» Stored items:
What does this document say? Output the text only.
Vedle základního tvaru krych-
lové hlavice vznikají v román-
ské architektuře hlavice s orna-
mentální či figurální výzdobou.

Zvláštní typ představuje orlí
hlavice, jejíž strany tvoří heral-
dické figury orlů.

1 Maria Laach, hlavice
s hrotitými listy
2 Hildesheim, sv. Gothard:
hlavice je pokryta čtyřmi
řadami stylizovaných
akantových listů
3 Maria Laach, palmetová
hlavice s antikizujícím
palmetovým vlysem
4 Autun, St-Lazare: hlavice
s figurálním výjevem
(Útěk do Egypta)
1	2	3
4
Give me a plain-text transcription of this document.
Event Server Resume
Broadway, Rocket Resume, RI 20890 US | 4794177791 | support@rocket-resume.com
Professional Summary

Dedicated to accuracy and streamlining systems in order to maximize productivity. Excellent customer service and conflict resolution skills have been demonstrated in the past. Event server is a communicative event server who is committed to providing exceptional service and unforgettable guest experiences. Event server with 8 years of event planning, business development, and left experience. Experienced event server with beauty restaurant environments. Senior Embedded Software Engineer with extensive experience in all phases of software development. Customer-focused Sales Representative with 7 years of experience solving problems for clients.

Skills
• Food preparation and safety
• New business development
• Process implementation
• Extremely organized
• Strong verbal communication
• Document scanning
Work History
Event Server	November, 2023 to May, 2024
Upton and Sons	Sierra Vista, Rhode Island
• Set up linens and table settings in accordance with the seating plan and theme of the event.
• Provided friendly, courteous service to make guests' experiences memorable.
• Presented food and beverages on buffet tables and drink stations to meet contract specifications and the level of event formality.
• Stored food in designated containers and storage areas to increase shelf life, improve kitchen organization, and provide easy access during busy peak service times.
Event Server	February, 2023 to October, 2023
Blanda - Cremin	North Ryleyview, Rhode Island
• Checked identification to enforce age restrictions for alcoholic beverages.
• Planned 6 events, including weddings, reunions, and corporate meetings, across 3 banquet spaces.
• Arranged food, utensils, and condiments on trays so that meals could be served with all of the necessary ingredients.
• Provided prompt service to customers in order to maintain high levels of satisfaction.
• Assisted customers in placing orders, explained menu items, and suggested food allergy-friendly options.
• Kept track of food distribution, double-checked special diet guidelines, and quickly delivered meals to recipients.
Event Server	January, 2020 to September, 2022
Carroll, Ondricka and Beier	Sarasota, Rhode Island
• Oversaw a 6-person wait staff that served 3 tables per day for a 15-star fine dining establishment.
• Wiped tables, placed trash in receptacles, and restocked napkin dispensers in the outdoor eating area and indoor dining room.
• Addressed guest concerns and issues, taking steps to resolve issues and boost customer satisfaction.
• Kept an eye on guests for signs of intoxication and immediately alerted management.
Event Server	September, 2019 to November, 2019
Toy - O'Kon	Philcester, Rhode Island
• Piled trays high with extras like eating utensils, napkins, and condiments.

» Set problem:
Produce an exact copy of all the records.

» Exercise response:
What does this document say? Output the text only.
Vedle základního tvaru krych-
lové hlavice vznikají v román-
ské architektuře hlavice s orna-
mentální či figurální výzdobou.

Zvláštní typ představuje orlí
hlavice, jejíž strany tvoří heral-
dické figury orlů.

1 Maria Laach, hlavice
s hrotitými listy
2 Hildesheim, sv. Gothard:
hlavice je pokryta čtyřmi
řadami stylizovaných
akantových listů
3 Maria Laach, palmetová
hlavice s antikizujícím
palmetovým vlysem
4 Autun, St-Lazare: hlavice
s figurálním výjevem
(Útěk do Egypta)
1	2	3
4
Give me a plain-text transcription of this document.
Event Server Resume
Broadway, Rocket Resume, RI 20890 US | 4794177791 | support@rocket-resume.com
Professional Summary

Dedicated to accuracy and streamlining systems in order to maximize productivity. Excellent customer service and conflict resolution skills have been demonstrated in the past. Event server is a communicative event server who is committed to providing exceptional service and unforgettable guest experiences. Event server with 8 years of event planning, business development, and left experience. Experienced event server with beauty restaurant environments. Senior Embedded Software Engineer with extensive experience in all phases of software development. Customer-focused Sales Representative with 7 years of experience solving problems for clients.

Skills
• Food preparation and safety
• New business development
• Process implementation
• Extremely organized
• Strong verbal communication
• Document scanning
Work History
Event Server	November, 2023 to May, 2024
Upton and Sons	Sierra Vista, Rhode Island
• Set up linens and table settings in accordance with the seating plan and theme of the event.
• Provided friendly, courteous service to make guests' experiences memorable.
• Presented food and beverages on buffet tables and drink stations to meet contract specifications and the level of event formality.
• Stored food in designated containers and storage areas to increase shelf life, improve kitchen organization, and provide easy access during busy peak service times.
Event Server	February, 2023 to October, 2023
Blanda - Cremin	North Ryleyview, Rhode Island
• Checked identification to enforce age restrictions for alcoholic beverages.
• Planned 6 events, including weddings, reunions, and corporate meetings, across 3 banquet spaces.
• Arranged food, utensils, and condiments on trays so that meals could be served with all of the necessary ingredients.
• Provided prompt service to customers in order to maintain high levels of satisfaction.
• Assisted customers in placing orders, explained menu items, and suggested food allergy-friendly options.
• Kept track of food distribution, double-checked special diet guidelines, and quickly delivered meals to recipients.
Event Server	January, 2020 to September, 2022
Carroll, Ondricka and Beier	Sarasota, Rhode Island
• Oversaw a 6-person wait staff that served 3 tables per day for a 15-star fine dining establishment.
• Wiped tables, placed trash in receptacles, and restocked napkin dispensers in the outdoor eating area and indoor dining room.
• Addressed guest concerns and issues, taking steps to resolve issues and boost customer satisfaction.
• Kept an eye on guests for signs of intoxication and immediately alerted management.
Event Server	September, 2019 to November, 2019
Toy - O'Kon	Philcester, Rhode Island
• Piled trays high with extras like eating utensils, napkins, and condiments.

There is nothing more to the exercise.